What is asked |
Copy each of the items below word for word, leaving out the pictures.

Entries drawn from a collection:
::::::::::

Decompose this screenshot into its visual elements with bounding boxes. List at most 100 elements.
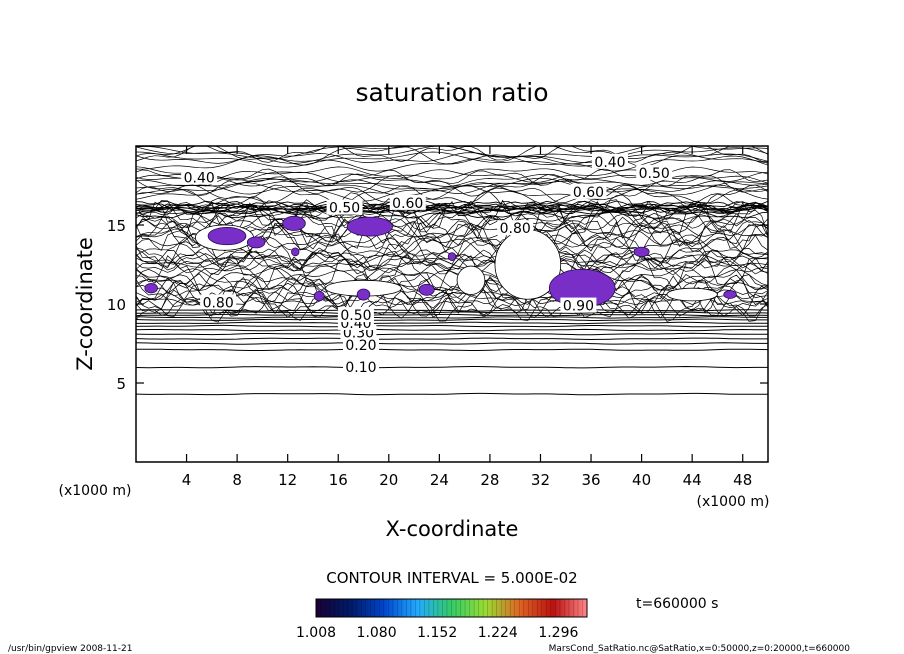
x-tick-label: 16 <box>329 471 348 489</box>
contour-line <box>136 265 768 302</box>
contour-interval-label: CONTOUR INTERVAL = 5.000E-02 <box>326 569 577 587</box>
contour-label: 0.20 <box>345 338 376 354</box>
contour-label: 0.80 <box>203 295 234 311</box>
contour-line <box>136 205 768 226</box>
contour-line <box>136 233 768 270</box>
contour-line <box>136 154 768 172</box>
contour-line <box>136 275 768 315</box>
contour-line <box>136 146 768 167</box>
contour-label-bg <box>497 220 534 236</box>
contour-line <box>136 182 768 202</box>
x-tick-label: 44 <box>683 471 702 489</box>
supersaturated-region <box>346 216 393 237</box>
contour-line <box>136 292 768 306</box>
contour-line <box>136 146 768 163</box>
unsaturated-pocket <box>666 287 718 302</box>
unsaturated-pocket <box>456 265 486 295</box>
y-axis-ticks: 5 10 15 <box>107 217 768 393</box>
supersaturated-region <box>207 226 247 246</box>
contour-line <box>136 289 768 323</box>
colorbar-label: 1.008 <box>296 625 336 641</box>
contour-line <box>136 204 768 213</box>
contour-line <box>136 309 768 312</box>
contour-line <box>136 295 768 318</box>
contour-label: 0.50 <box>639 166 670 182</box>
contour-line <box>136 268 768 291</box>
contour-line <box>136 318 768 321</box>
contour-line <box>136 199 768 240</box>
contour-line <box>136 365 768 369</box>
contour-line <box>136 324 768 328</box>
contour-line <box>136 177 768 197</box>
x-tick-label: 32 <box>531 471 550 489</box>
footer-right: MarsCond_SatRatio.nc@SatRatio,x=0:50000,… <box>549 644 851 654</box>
colorbar-label: 1.224 <box>478 625 518 641</box>
contour-line <box>136 205 768 214</box>
supersaturated-region <box>418 283 435 296</box>
contour-line <box>136 332 768 336</box>
contour-label-bg <box>337 307 374 323</box>
x-tick-label: 4 <box>182 471 192 489</box>
contour-lines <box>136 146 768 396</box>
supersaturated-region <box>723 290 737 299</box>
contour-line <box>136 342 768 345</box>
contour-line <box>136 313 768 317</box>
x-tick-label: 20 <box>379 471 398 489</box>
supersaturated-region <box>313 290 325 302</box>
contour-line <box>136 205 768 214</box>
contour-line <box>136 253 768 293</box>
supersaturated-region <box>282 215 306 231</box>
colorbar-label: 1.152 <box>417 625 457 641</box>
contour-line <box>136 169 768 183</box>
x-tick-label: 24 <box>430 471 449 489</box>
contour-line <box>136 146 768 164</box>
contour-label-bg <box>342 359 379 375</box>
contour-label-bg <box>342 337 379 353</box>
contour-label-bg <box>592 153 628 169</box>
supersaturated-region <box>447 252 457 261</box>
x-tick-label: 36 <box>581 471 600 489</box>
contour-line <box>136 348 768 351</box>
y-axis-title: Z-coordinate <box>73 237 97 371</box>
contour-label: 0.10 <box>345 360 376 376</box>
contour-line <box>136 184 768 205</box>
x-tick-label: 48 <box>733 471 752 489</box>
supersaturated-region <box>356 288 371 301</box>
y-tick-label: 5 <box>116 375 126 393</box>
contour-label: 0.60 <box>392 196 423 212</box>
contour-label: 0.60 <box>573 185 604 201</box>
colorbar-labels: 1.008 1.080 1.152 1.224 1.296 <box>296 625 579 641</box>
x-tick-label: 28 <box>480 471 499 489</box>
contour-line <box>136 168 768 187</box>
x-tick-label: 12 <box>278 471 297 489</box>
x-axis-title: X-coordinate <box>386 517 519 541</box>
contour-label: 0.50 <box>340 308 371 324</box>
contour-label-bg <box>636 164 673 180</box>
contour-line <box>136 392 768 396</box>
supersaturated-region <box>144 283 158 294</box>
contour-line <box>136 151 768 168</box>
contour-label: 0.40 <box>594 155 625 171</box>
supersaturated-region <box>246 236 266 249</box>
contour-line <box>136 249 768 276</box>
contour-line <box>136 258 768 274</box>
contour-label: 0.40 <box>184 171 215 187</box>
time-label: t=660000 s <box>636 596 718 612</box>
contour-line <box>136 321 768 325</box>
colorbar-label: 1.296 <box>538 625 578 641</box>
supersaturated-region <box>291 247 300 257</box>
contour-labels: 0.100.200.300.400.500.400.50 0.600.400.50… <box>181 153 673 376</box>
contour-line <box>136 316 768 319</box>
colorbar <box>315 598 588 618</box>
contour-line <box>136 234 768 260</box>
contour-line <box>136 328 768 332</box>
contour-label-bg <box>181 169 218 185</box>
contour-label-bg <box>389 194 426 210</box>
x-axis-ticks: 4 8 12 16 20 24 28 32 36 40 44 48 <box>182 146 752 489</box>
supersaturated-region <box>633 246 650 257</box>
x-tick-label: 8 <box>232 471 242 489</box>
colorbar-label: 1.080 <box>357 625 397 641</box>
contour-label: 0.90 <box>563 299 594 315</box>
contour-label-bg <box>200 294 237 310</box>
contour-label-bg <box>570 183 607 199</box>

::::::::::

Task result |
Decompose this screenshot into its visual elements with bounding boxes. List at most 100 elements.
x-tick-label: 16 <box>329 471 348 489</box>
contour-line <box>136 265 768 302</box>
contour-interval-label: CONTOUR INTERVAL = 5.000E-02 <box>326 569 577 587</box>
contour-label: 0.20 <box>345 338 376 354</box>
contour-label: 0.80 <box>203 295 234 311</box>
contour-line <box>136 205 768 226</box>
contour-line <box>136 233 768 270</box>
contour-line <box>136 154 768 172</box>
contour-line <box>136 275 768 315</box>
contour-line <box>136 146 768 167</box>
contour-label-bg <box>497 220 534 236</box>
contour-line <box>136 182 768 202</box>
x-tick-label: 44 <box>683 471 702 489</box>
supersaturated-region <box>346 216 393 237</box>
contour-line <box>136 292 768 306</box>
contour-line <box>136 146 768 163</box>
unsaturated-pocket <box>666 287 718 302</box>
unsaturated-pocket <box>456 265 486 295</box>
y-axis-ticks: 5 10 15 <box>107 217 768 393</box>
supersaturated-region <box>207 226 247 246</box>
contour-line <box>136 289 768 323</box>
colorbar-label: 1.008 <box>296 625 336 641</box>
contour-line <box>136 204 768 213</box>
contour-line <box>136 309 768 312</box>
contour-line <box>136 295 768 318</box>
contour-label: 0.50 <box>639 166 670 182</box>
contour-line <box>136 268 768 291</box>
contour-line <box>136 318 768 321</box>
contour-line <box>136 199 768 240</box>
contour-line <box>136 365 768 369</box>
contour-line <box>136 324 768 328</box>
contour-line <box>136 177 768 197</box>
x-tick-label: 32 <box>531 471 550 489</box>
footer-right: MarsCond_SatRatio.nc@SatRatio,x=0:50000,… <box>549 644 851 654</box>
colorbar-label: 1.224 <box>478 625 518 641</box>
contour-line <box>136 205 768 214</box>
supersaturated-region <box>418 283 435 296</box>
contour-line <box>136 332 768 336</box>
contour-label-bg <box>337 307 374 323</box>
x-tick-label: 4 <box>182 471 192 489</box>
contour-lines <box>136 146 768 396</box>
supersaturated-region <box>723 290 737 299</box>
contour-line <box>136 342 768 345</box>
contour-line <box>136 313 768 317</box>
x-tick-label: 20 <box>379 471 398 489</box>
supersaturated-region <box>313 290 325 302</box>
contour-line <box>136 205 768 214</box>
contour-line <box>136 253 768 293</box>
supersaturated-region <box>282 215 306 231</box>
colorbar-label: 1.152 <box>417 625 457 641</box>
contour-line <box>136 169 768 183</box>
x-tick-label: 24 <box>430 471 449 489</box>
contour-line <box>136 146 768 164</box>
contour-label-bg <box>342 359 379 375</box>
contour-label-bg <box>342 337 379 353</box>
contour-label-bg <box>592 153 628 169</box>
supersaturated-region <box>447 252 457 261</box>
x-tick-label: 36 <box>581 471 600 489</box>
contour-line <box>136 348 768 351</box>
y-axis-title: Z-coordinate <box>73 237 97 371</box>
contour-label: 0.10 <box>345 360 376 376</box>
contour-line <box>136 184 768 205</box>
x-tick-label: 48 <box>733 471 752 489</box>
supersaturated-region <box>356 288 371 301</box>
y-tick-label: 5 <box>116 375 126 393</box>
contour-label: 0.60 <box>392 196 423 212</box>
contour-label: 0.60 <box>573 185 604 201</box>
colorbar-labels: 1.008 1.080 1.152 1.224 1.296 <box>296 625 579 641</box>
x-tick-label: 28 <box>480 471 499 489</box>
contour-line <box>136 168 768 187</box>
x-tick-label: 12 <box>278 471 297 489</box>
x-axis-title: X-coordinate <box>386 517 519 541</box>
contour-label: 0.50 <box>340 308 371 324</box>
contour-label-bg <box>636 164 673 180</box>
contour-line <box>136 392 768 396</box>
supersaturated-region <box>144 283 158 294</box>
contour-line <box>136 151 768 168</box>
contour-label: 0.40 <box>594 155 625 171</box>
supersaturated-region <box>246 236 266 249</box>
contour-line <box>136 249 768 276</box>
contour-line <box>136 258 768 274</box>
contour-label: 0.40 <box>184 171 215 187</box>
time-label: t=660000 s <box>636 596 718 612</box>
contour-line <box>136 321 768 325</box>
colorbar-label: 1.296 <box>538 625 578 641</box>
supersaturated-region <box>291 247 300 257</box>
contour-labels: 0.100.200.300.400.500.400.50 0.600.400.50… <box>181 153 673 376</box>
contour-line <box>136 316 768 319</box>
colorbar <box>315 598 588 618</box>
contour-line <box>136 234 768 260</box>
contour-line <box>136 328 768 332</box>
contour-label-bg <box>181 169 218 185</box>
contour-label-bg <box>389 194 426 210</box>
x-axis-ticks: 4 8 12 16 20 24 28 32 36 40 44 48 <box>182 146 752 489</box>
supersaturated-region <box>633 246 650 257</box>
x-tick-label: 8 <box>232 471 242 489</box>
colorbar-label: 1.080 <box>357 625 397 641</box>
contour-label: 0.90 <box>563 299 594 315</box>
contour-label-bg <box>200 294 237 310</box>
contour-label-bg <box>570 183 607 199</box>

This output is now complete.